- **PROBLEM DESCRIPTION**: Output each entry that follows exactly. Images stay out.

- **MATERIAL TO PROCESS**:
------------------------------

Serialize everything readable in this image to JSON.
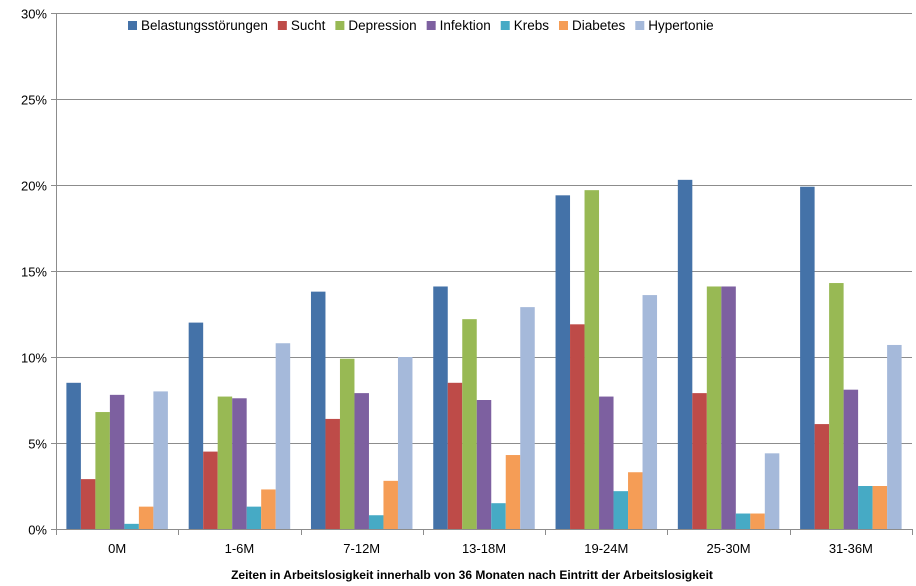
{
  "chart_data": {
    "type": "bar",
    "title": "",
    "xlabel": "Zeiten in Arbeitslosigkeit innerhalb von 36 Monaten nach Eintritt der Arbeitslosigkeit",
    "ylabel": "",
    "ylim": [
      0,
      30
    ],
    "y_ticks": [
      0,
      5,
      10,
      15,
      20,
      25,
      30
    ],
    "y_tick_labels": [
      "0%",
      "5%",
      "10%",
      "15%",
      "20%",
      "25%",
      "30%"
    ],
    "grid": true,
    "legend_position": "top",
    "categories": [
      "0M",
      "1-6M",
      "7-12M",
      "13-18M",
      "19-24M",
      "25-30M",
      "31-36M"
    ],
    "series": [
      {
        "name": "Belastungsstörungen",
        "color": "#4472A8",
        "values": [
          8.5,
          12.0,
          13.8,
          14.1,
          19.4,
          20.3,
          19.9
        ]
      },
      {
        "name": "Sucht",
        "color": "#BE4B48",
        "values": [
          2.9,
          4.5,
          6.4,
          8.5,
          11.9,
          7.9,
          6.1
        ]
      },
      {
        "name": "Depression",
        "color": "#98B954",
        "values": [
          6.8,
          7.7,
          9.9,
          12.2,
          19.7,
          14.1,
          14.3
        ]
      },
      {
        "name": "Infektion",
        "color": "#7D60A0",
        "values": [
          7.8,
          7.6,
          7.9,
          7.5,
          7.7,
          14.1,
          8.1
        ]
      },
      {
        "name": "Krebs",
        "color": "#46AAC5",
        "values": [
          0.3,
          1.3,
          0.8,
          1.5,
          2.2,
          0.9,
          2.5
        ]
      },
      {
        "name": "Diabetes",
        "color": "#F59D56",
        "values": [
          1.3,
          2.3,
          2.8,
          4.3,
          3.3,
          0.9,
          2.5
        ]
      },
      {
        "name": "Hypertonie",
        "color": "#A5B9DA",
        "values": [
          8.0,
          10.8,
          10.0,
          12.9,
          13.6,
          4.4,
          10.7
        ]
      }
    ]
  }
}
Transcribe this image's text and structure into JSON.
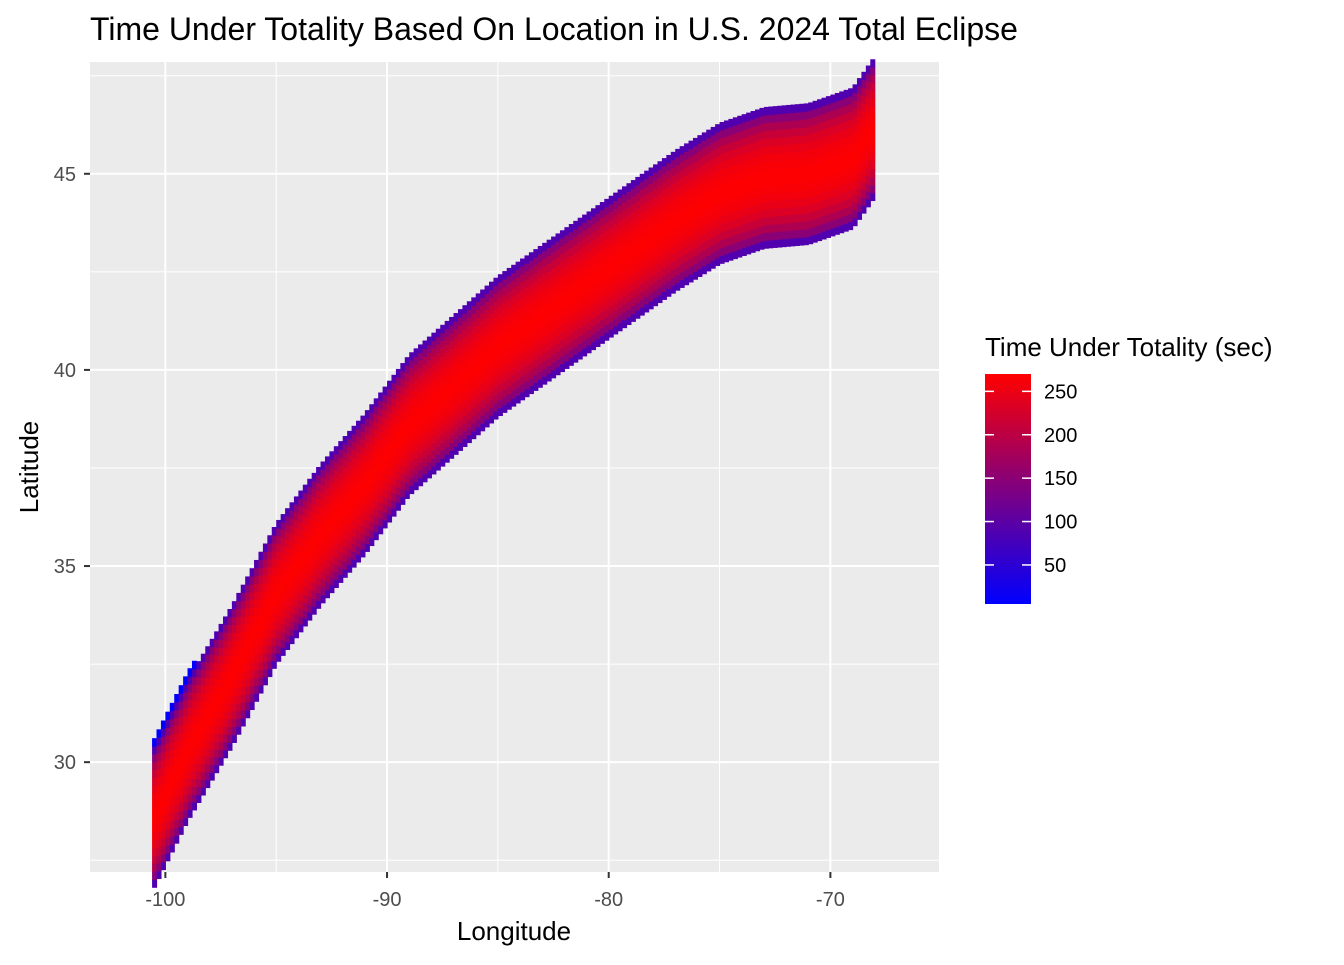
{
  "chart_data": {
    "type": "heatmap",
    "title": "Time Under Totality Based On Location in U.S. 2024 Total Eclipse",
    "xlabel": "Longitude",
    "ylabel": "Latitude",
    "xlim": [
      -103.4,
      -65.1
    ],
    "ylim": [
      27.2,
      47.85
    ],
    "x_ticks": [
      -100,
      -90,
      -80,
      -70
    ],
    "x_tick_labels": [
      "-100",
      "-90",
      "-80",
      "-70"
    ],
    "y_ticks": [
      30,
      35,
      40,
      45
    ],
    "y_tick_labels": [
      "30",
      "35",
      "40",
      "45"
    ],
    "grid": true,
    "legend": {
      "title": "Time Under Totality (sec)",
      "position": "right",
      "min": 5,
      "max": 270,
      "breaks": [
        50,
        100,
        150,
        200,
        250
      ],
      "break_labels": [
        "50",
        "100",
        "150",
        "200",
        "250"
      ],
      "color_low": "#0000FF",
      "color_high": "#FF0000"
    },
    "path": {
      "center_line": [
        {
          "lon": -100.6,
          "lat": 28.5
        },
        {
          "lon": -99,
          "lat": 30.3
        },
        {
          "lon": -97,
          "lat": 32.2
        },
        {
          "lon": -95,
          "lat": 34.3
        },
        {
          "lon": -93,
          "lat": 35.8
        },
        {
          "lon": -91,
          "lat": 37.1
        },
        {
          "lon": -89,
          "lat": 38.6
        },
        {
          "lon": -87,
          "lat": 39.6
        },
        {
          "lon": -85,
          "lat": 40.6
        },
        {
          "lon": -83,
          "lat": 41.4
        },
        {
          "lon": -81,
          "lat": 42.2
        },
        {
          "lon": -79,
          "lat": 43.0
        },
        {
          "lon": -77,
          "lat": 43.8
        },
        {
          "lon": -75,
          "lat": 44.5
        },
        {
          "lon": -73,
          "lat": 44.9
        },
        {
          "lon": -71,
          "lat": 45.0
        },
        {
          "lon": -69,
          "lat": 45.4
        },
        {
          "lon": -68,
          "lat": 46.2
        }
      ],
      "half_width_deg": 1.8,
      "max_seconds": 268
    }
  }
}
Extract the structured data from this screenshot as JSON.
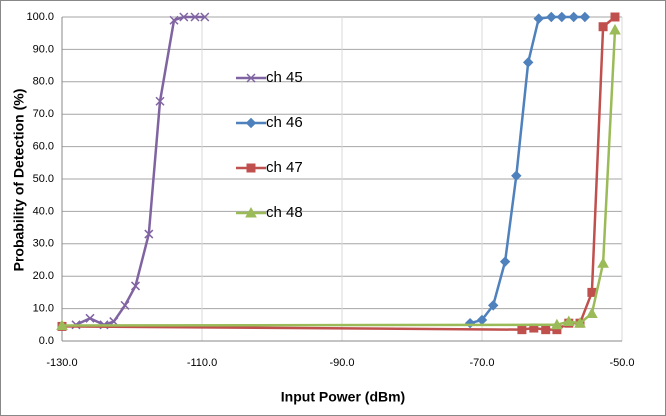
{
  "chart_data": {
    "type": "line",
    "xlabel": "Input Power (dBm)",
    "ylabel": "Probability of Detection (%)",
    "xlim": [
      -130,
      -50
    ],
    "ylim": [
      0,
      100
    ],
    "xticks": [
      {
        "value": -130,
        "label": "-130.0"
      },
      {
        "value": -110,
        "label": "-110.0"
      },
      {
        "value": -90,
        "label": "-90.0"
      },
      {
        "value": -70,
        "label": "-70.0"
      },
      {
        "value": -50,
        "label": "-50.0"
      }
    ],
    "yticks": [
      {
        "value": 0,
        "label": "0.0"
      },
      {
        "value": 10,
        "label": "10.0"
      },
      {
        "value": 20,
        "label": "20.0"
      },
      {
        "value": 30,
        "label": "30.0"
      },
      {
        "value": 40,
        "label": "40.0"
      },
      {
        "value": 50,
        "label": "50.0"
      },
      {
        "value": 60,
        "label": "60.0"
      },
      {
        "value": 70,
        "label": "70.0"
      },
      {
        "value": 80,
        "label": "80.0"
      },
      {
        "value": 90,
        "label": "90.0"
      },
      {
        "value": 100,
        "label": "100.0"
      }
    ],
    "grid": true,
    "series": [
      {
        "name": "ch 45",
        "color": "#8064a2",
        "marker": "x",
        "x": [
          -128,
          -126,
          -124,
          -122.6,
          -121,
          -119.5,
          -117.6,
          -116,
          -114,
          -112.6,
          -111,
          -109.6
        ],
        "values": [
          5,
          7,
          5,
          6,
          11,
          17,
          33,
          74,
          99,
          100,
          100,
          100
        ]
      },
      {
        "name": "ch 46",
        "color": "#4f81bd",
        "marker": "diamond",
        "x": [
          -71.7,
          -70,
          -68.4,
          -66.7,
          -65.1,
          -63.4,
          -61.9,
          -60.1,
          -58.6,
          -56.9,
          -55.3
        ],
        "values": [
          5.5,
          6.5,
          11,
          24.5,
          51,
          86,
          99.5,
          100,
          100,
          100,
          100
        ]
      },
      {
        "name": "ch 47",
        "color": "#c0504d",
        "marker": "square",
        "x": [
          -130,
          -64.3,
          -62.6,
          -60.9,
          -59.3,
          -57.6,
          -56,
          -54.3,
          -52.7,
          -51
        ],
        "values": [
          4.5,
          3.5,
          4,
          3.5,
          3.5,
          5.5,
          5.5,
          15,
          97,
          100
        ]
      },
      {
        "name": "ch 48",
        "color": "#9bbb59",
        "marker": "triangle",
        "x": [
          -130,
          -59.3,
          -57.6,
          -56,
          -54.3,
          -52.7,
          -51
        ],
        "values": [
          4.8,
          5,
          6,
          5.5,
          8.5,
          24,
          96
        ]
      }
    ]
  }
}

------------------------------

- **COMPLETE ANSWER**:
Serialize everything readable in this image to JSON.
{
  "chart_data": {
    "type": "bar",
    "title": "",
    "xlabel": "Zeiten in Arbeitslosigkeit innerhalb von 36 Monaten nach Eintritt der Arbeitslosigkeit",
    "ylabel": "",
    "ylim": [
      0,
      30
    ],
    "y_ticks": [
      0,
      5,
      10,
      15,
      20,
      25,
      30
    ],
    "y_tick_labels": [
      "0%",
      "5%",
      "10%",
      "15%",
      "20%",
      "25%",
      "30%"
    ],
    "grid": true,
    "legend_position": "top",
    "categories": [
      "0M",
      "1-6M",
      "7-12M",
      "13-18M",
      "19-24M",
      "25-30M",
      "31-36M"
    ],
    "series": [
      {
        "name": "Belastungsstörungen",
        "color": "#4472A8",
        "values": [
          8.5,
          12.0,
          13.8,
          14.1,
          19.4,
          20.3,
          19.9
        ]
      },
      {
        "name": "Sucht",
        "color": "#BE4B48",
        "values": [
          2.9,
          4.5,
          6.4,
          8.5,
          11.9,
          7.9,
          6.1
        ]
      },
      {
        "name": "Depression",
        "color": "#98B954",
        "values": [
          6.8,
          7.7,
          9.9,
          12.2,
          19.7,
          14.1,
          14.3
        ]
      },
      {
        "name": "Infektion",
        "color": "#7D60A0",
        "values": [
          7.8,
          7.6,
          7.9,
          7.5,
          7.7,
          14.1,
          8.1
        ]
      },
      {
        "name": "Krebs",
        "color": "#46AAC5",
        "values": [
          0.3,
          1.3,
          0.8,
          1.5,
          2.2,
          0.9,
          2.5
        ]
      },
      {
        "name": "Diabetes",
        "color": "#F59D56",
        "values": [
          1.3,
          2.3,
          2.8,
          4.3,
          3.3,
          0.9,
          2.5
        ]
      },
      {
        "name": "Hypertonie",
        "color": "#A5B9DA",
        "values": [
          8.0,
          10.8,
          10.0,
          12.9,
          13.6,
          4.4,
          10.7
        ]
      }
    ]
  }
}
Transcribe this image's text and structure into JSON.
{
  "chart_data": {
    "type": "heatmap",
    "title": "Time Under Totality Based On Location in U.S. 2024 Total Eclipse",
    "xlabel": "Longitude",
    "ylabel": "Latitude",
    "xlim": [
      -103.4,
      -65.1
    ],
    "ylim": [
      27.2,
      47.85
    ],
    "x_ticks": [
      -100,
      -90,
      -80,
      -70
    ],
    "x_tick_labels": [
      "-100",
      "-90",
      "-80",
      "-70"
    ],
    "y_ticks": [
      30,
      35,
      40,
      45
    ],
    "y_tick_labels": [
      "30",
      "35",
      "40",
      "45"
    ],
    "grid": true,
    "legend": {
      "title": "Time Under Totality (sec)",
      "position": "right",
      "min": 5,
      "max": 270,
      "breaks": [
        50,
        100,
        150,
        200,
        250
      ],
      "break_labels": [
        "50",
        "100",
        "150",
        "200",
        "250"
      ],
      "color_low": "#0000FF",
      "color_high": "#FF0000"
    },
    "path": {
      "center_line": [
        {
          "lon": -100.6,
          "lat": 28.5
        },
        {
          "lon": -99,
          "lat": 30.3
        },
        {
          "lon": -97,
          "lat": 32.2
        },
        {
          "lon": -95,
          "lat": 34.3
        },
        {
          "lon": -93,
          "lat": 35.8
        },
        {
          "lon": -91,
          "lat": 37.1
        },
        {
          "lon": -89,
          "lat": 38.6
        },
        {
          "lon": -87,
          "lat": 39.6
        },
        {
          "lon": -85,
          "lat": 40.6
        },
        {
          "lon": -83,
          "lat": 41.4
        },
        {
          "lon": -81,
          "lat": 42.2
        },
        {
          "lon": -79,
          "lat": 43.0
        },
        {
          "lon": -77,
          "lat": 43.8
        },
        {
          "lon": -75,
          "lat": 44.5
        },
        {
          "lon": -73,
          "lat": 44.9
        },
        {
          "lon": -71,
          "lat": 45.0
        },
        {
          "lon": -69,
          "lat": 45.4
        },
        {
          "lon": -68,
          "lat": 46.2
        }
      ],
      "half_width_deg": 1.8,
      "max_seconds": 268
    }
  }
}
Extract the structured data from this screenshot as JSON.
{
  "chart_data": {
    "type": "line",
    "xlabel": "Input Power (dBm)",
    "ylabel": "Probability of Detection (%)",
    "xlim": [
      -130,
      -50
    ],
    "ylim": [
      0,
      100
    ],
    "xticks": [
      {
        "value": -130,
        "label": "-130.0"
      },
      {
        "value": -110,
        "label": "-110.0"
      },
      {
        "value": -90,
        "label": "-90.0"
      },
      {
        "value": -70,
        "label": "-70.0"
      },
      {
        "value": -50,
        "label": "-50.0"
      }
    ],
    "yticks": [
      {
        "value": 0,
        "label": "0.0"
      },
      {
        "value": 10,
        "label": "10.0"
      },
      {
        "value": 20,
        "label": "20.0"
      },
      {
        "value": 30,
        "label": "30.0"
      },
      {
        "value": 40,
        "label": "40.0"
      },
      {
        "value": 50,
        "label": "50.0"
      },
      {
        "value": 60,
        "label": "60.0"
      },
      {
        "value": 70,
        "label": "70.0"
      },
      {
        "value": 80,
        "label": "80.0"
      },
      {
        "value": 90,
        "label": "90.0"
      },
      {
        "value": 100,
        "label": "100.0"
      }
    ],
    "grid": true,
    "series": [
      {
        "name": "ch 45",
        "color": "#8064a2",
        "marker": "x",
        "x": [
          -128,
          -126,
          -124,
          -122.6,
          -121,
          -119.5,
          -117.6,
          -116,
          -114,
          -112.6,
          -111,
          -109.6
        ],
        "values": [
          5,
          7,
          5,
          6,
          11,
          17,
          33,
          74,
          99,
          100,
          100,
          100
        ]
      },
      {
        "name": "ch 46",
        "color": "#4f81bd",
        "marker": "diamond",
        "x": [
          -71.7,
          -70,
          -68.4,
          -66.7,
          -65.1,
          -63.4,
          -61.9,
          -60.1,
          -58.6,
          -56.9,
          -55.3
        ],
        "values": [
          5.5,
          6.5,
          11,
          24.5,
          51,
          86,
          99.5,
          100,
          100,
          100,
          100
        ]
      },
      {
        "name": "ch 47",
        "color": "#c0504d",
        "marker": "square",
        "x": [
          -130,
          -64.3,
          -62.6,
          -60.9,
          -59.3,
          -57.6,
          -56,
          -54.3,
          -52.7,
          -51
        ],
        "values": [
          4.5,
          3.5,
          4,
          3.5,
          3.5,
          5.5,
          5.5,
          15,
          97,
          100
        ]
      },
      {
        "name": "ch 48",
        "color": "#9bbb59",
        "marker": "triangle",
        "x": [
          -130,
          -59.3,
          -57.6,
          -56,
          -54.3,
          -52.7,
          -51
        ],
        "values": [
          4.8,
          5,
          6,
          5.5,
          8.5,
          24,
          96
        ]
      }
    ]
  }
}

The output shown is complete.